> **YOUR INSTRUCTIONS**
Filter for the word "detached" and keep each matching line.

> **RECORDS SHOWN**

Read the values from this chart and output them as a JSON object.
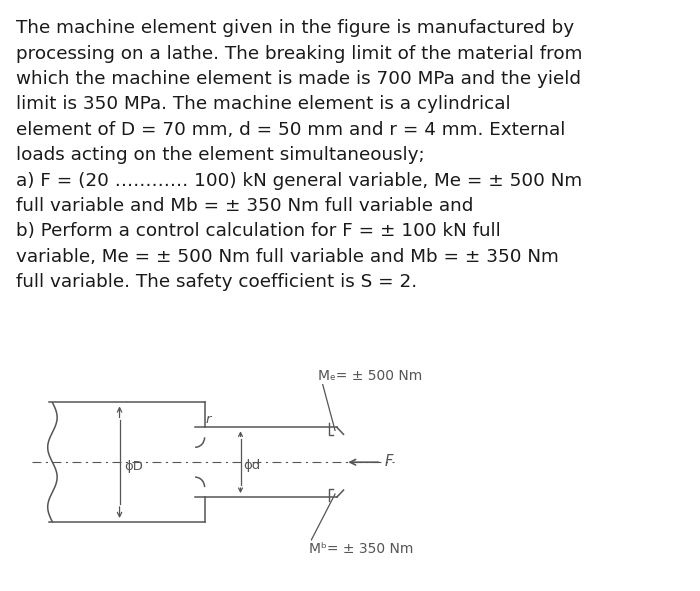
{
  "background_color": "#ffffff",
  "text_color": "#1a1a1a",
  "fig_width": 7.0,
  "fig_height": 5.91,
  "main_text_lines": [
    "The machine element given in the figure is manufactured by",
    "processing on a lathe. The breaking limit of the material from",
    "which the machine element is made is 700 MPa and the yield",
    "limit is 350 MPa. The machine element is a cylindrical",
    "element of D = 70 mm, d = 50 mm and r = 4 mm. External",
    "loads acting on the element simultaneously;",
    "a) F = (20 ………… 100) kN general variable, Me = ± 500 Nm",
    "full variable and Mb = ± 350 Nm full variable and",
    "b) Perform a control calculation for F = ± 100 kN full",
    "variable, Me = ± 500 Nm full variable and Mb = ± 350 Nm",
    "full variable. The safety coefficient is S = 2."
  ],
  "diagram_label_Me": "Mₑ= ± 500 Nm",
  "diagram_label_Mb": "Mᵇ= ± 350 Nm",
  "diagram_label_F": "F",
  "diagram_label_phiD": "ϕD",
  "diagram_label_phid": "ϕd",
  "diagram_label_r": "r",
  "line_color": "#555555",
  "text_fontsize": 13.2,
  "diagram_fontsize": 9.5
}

* * *

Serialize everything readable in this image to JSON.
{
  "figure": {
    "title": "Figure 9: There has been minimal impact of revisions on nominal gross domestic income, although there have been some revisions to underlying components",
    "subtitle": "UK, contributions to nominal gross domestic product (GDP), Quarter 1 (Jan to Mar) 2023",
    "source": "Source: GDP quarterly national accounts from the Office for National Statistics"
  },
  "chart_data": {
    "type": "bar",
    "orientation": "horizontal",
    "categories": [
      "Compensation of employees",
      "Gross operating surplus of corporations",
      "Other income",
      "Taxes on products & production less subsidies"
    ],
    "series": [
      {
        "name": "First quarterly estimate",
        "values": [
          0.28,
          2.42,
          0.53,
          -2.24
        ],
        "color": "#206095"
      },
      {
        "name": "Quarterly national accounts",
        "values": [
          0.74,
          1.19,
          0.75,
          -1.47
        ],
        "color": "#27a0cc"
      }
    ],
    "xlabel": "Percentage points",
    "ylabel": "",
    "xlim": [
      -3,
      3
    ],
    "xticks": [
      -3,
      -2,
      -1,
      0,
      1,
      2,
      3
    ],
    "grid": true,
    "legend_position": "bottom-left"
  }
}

...

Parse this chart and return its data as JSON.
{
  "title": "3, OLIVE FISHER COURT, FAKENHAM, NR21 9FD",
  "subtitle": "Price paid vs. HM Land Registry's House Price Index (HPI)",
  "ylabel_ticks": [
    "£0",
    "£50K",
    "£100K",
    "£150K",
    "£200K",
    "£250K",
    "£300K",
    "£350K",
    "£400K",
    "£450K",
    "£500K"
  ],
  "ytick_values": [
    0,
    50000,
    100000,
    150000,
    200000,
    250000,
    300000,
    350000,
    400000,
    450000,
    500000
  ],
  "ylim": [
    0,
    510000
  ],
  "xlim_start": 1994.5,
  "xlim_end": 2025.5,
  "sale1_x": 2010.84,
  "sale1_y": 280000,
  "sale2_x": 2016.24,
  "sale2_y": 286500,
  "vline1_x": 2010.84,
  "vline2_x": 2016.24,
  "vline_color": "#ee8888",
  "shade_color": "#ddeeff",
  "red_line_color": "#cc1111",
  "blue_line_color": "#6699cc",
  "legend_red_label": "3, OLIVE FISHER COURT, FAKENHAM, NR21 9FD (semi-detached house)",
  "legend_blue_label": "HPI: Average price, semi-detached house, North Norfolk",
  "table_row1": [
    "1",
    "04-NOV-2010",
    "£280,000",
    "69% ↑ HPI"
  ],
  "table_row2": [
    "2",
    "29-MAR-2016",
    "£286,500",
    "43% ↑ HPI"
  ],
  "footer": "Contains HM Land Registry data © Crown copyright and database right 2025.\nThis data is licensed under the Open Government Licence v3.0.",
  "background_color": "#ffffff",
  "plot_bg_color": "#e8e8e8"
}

> **OUTPUT OF THE TASK**
  "legend_red_label": "3, OLIVE FISHER COURT, FAKENHAM, NR21 9FD (semi-detached house)",
  "legend_blue_label": "HPI: Average price, semi-detached house, North Norfolk",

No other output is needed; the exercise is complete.